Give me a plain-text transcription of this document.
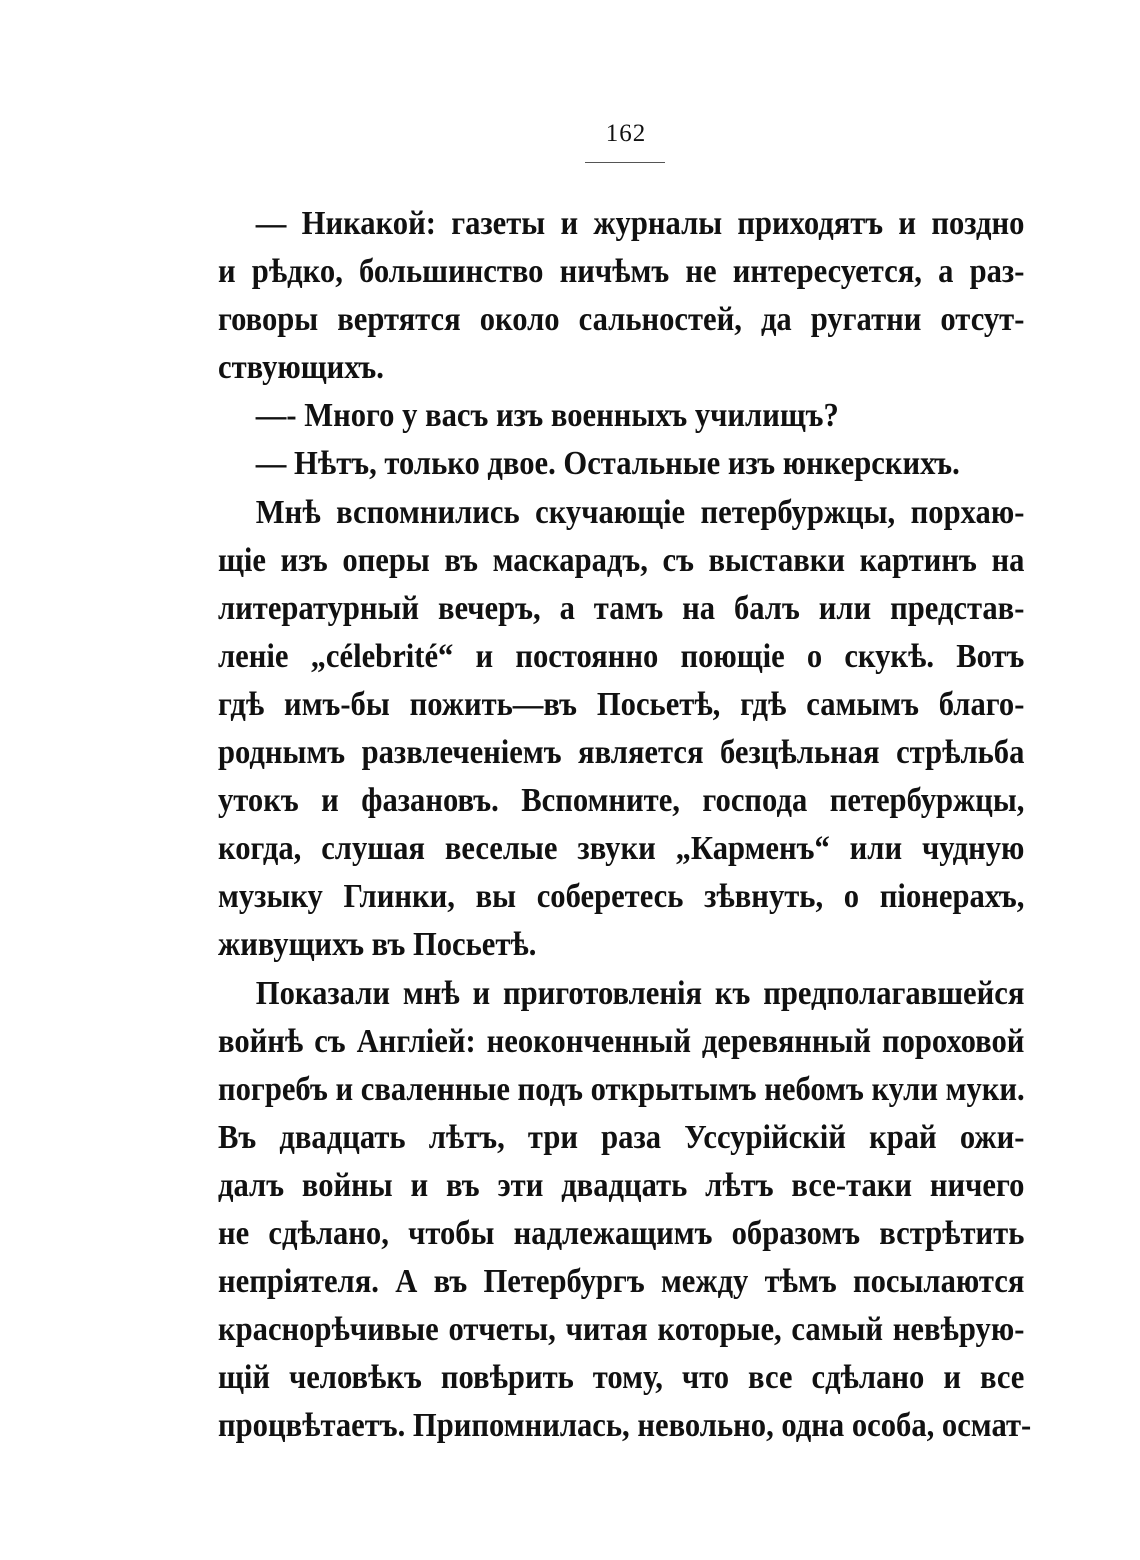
162
— Никакой: газеты и журналы приходятъ и поздно
и рѣдко, большинство ничѣмъ не интересуется, а раз-
говоры вертятся около сальностей, да ругатни отсут-
ствующихъ.
—- Много у васъ изъ военныхъ училищъ?
— Нѣтъ, только двое. Остальные изъ юнкерскихъ.
Мнѣ вспомнились скучающіе петербуржцы, порхаю-
щіе изъ оперы въ маскарадъ, съ выставки картинъ на
литературный вечеръ, а тамъ на балъ или представ-
леніе „célebrité“ и постоянно поющіе о скукѣ. Вотъ
гдѣ имъ-бы пожить—въ Посьетѣ, гдѣ самымъ благо-
роднымъ развлеченіемъ является безцѣльная стрѣльба
утокъ и фазановъ. Вспомните, господа петербуржцы,
когда, слушая веселые звуки „Карменъ“ или чудную
музыку Глинки, вы соберетесь зѣвнуть, о піонерахъ,
живущихъ въ Посьетѣ.
Показали мнѣ и приготовленія къ предполагавшейся
войнѣ съ Англіей: неоконченный деревянный пороховой
погребъ и сваленные подъ открытымъ небомъ кули муки.
Въ двадцать лѣтъ, три раза Уссурійскій край ожи-
далъ войны и въ эти двадцать лѣтъ все-таки ничего
не сдѣлано, чтобы надлежащимъ образомъ встрѣтить
непріятеля. А въ Петербургъ между тѣмъ посылаются
краснорѣчивые отчеты, читая которые, самый невѣрую-
щій человѣкъ повѣрить тому, что все сдѣлано и все
процвѣтаетъ. Припомнилась, невольно, одна особа, осмат-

====

SHORT TASK = Repeat the entries exactly. Pictures are excluded from the copy.

EXERCISE ANSWER =
Give me a plain-text transcription of this document.
162
— Никакой: газеты и журналы приходятъ и поздно
и рѣдко, большинство ничѣмъ не интересуется, а раз-
говоры вертятся около сальностей, да ругатни отсут-
ствующихъ.
—- Много у васъ изъ военныхъ училищъ?
— Нѣтъ, только двое. Остальные изъ юнкерскихъ.
Мнѣ вспомнились скучающіе петербуржцы, порхаю-
щіе изъ оперы въ маскарадъ, съ выставки картинъ на
литературный вечеръ, а тамъ на балъ или представ-
леніе „célebrité“ и постоянно поющіе о скукѣ. Вотъ
гдѣ имъ-бы пожить—въ Посьетѣ, гдѣ самымъ благо-
роднымъ развлеченіемъ является безцѣльная стрѣльба
утокъ и фазановъ. Вспомните, господа петербуржцы,
когда, слушая веселые звуки „Карменъ“ или чудную
музыку Глинки, вы соберетесь зѣвнуть, о піонерахъ,
живущихъ въ Посьетѣ.
Показали мнѣ и приготовленія къ предполагавшейся
войнѣ съ Англіей: неоконченный деревянный пороховой
погребъ и сваленные подъ открытымъ небомъ кули муки.
Въ двадцать лѣтъ, три раза Уссурійскій край ожи-
далъ войны и въ эти двадцать лѣтъ все-таки ничего
не сдѣлано, чтобы надлежащимъ образомъ встрѣтить
непріятеля. А въ Петербургъ между тѣмъ посылаются
краснорѣчивые отчеты, читая которые, самый невѣрую-
щій человѣкъ повѣрить тому, что все сдѣлано и все
процвѣтаетъ. Припомнилась, невольно, одна особа, осмат-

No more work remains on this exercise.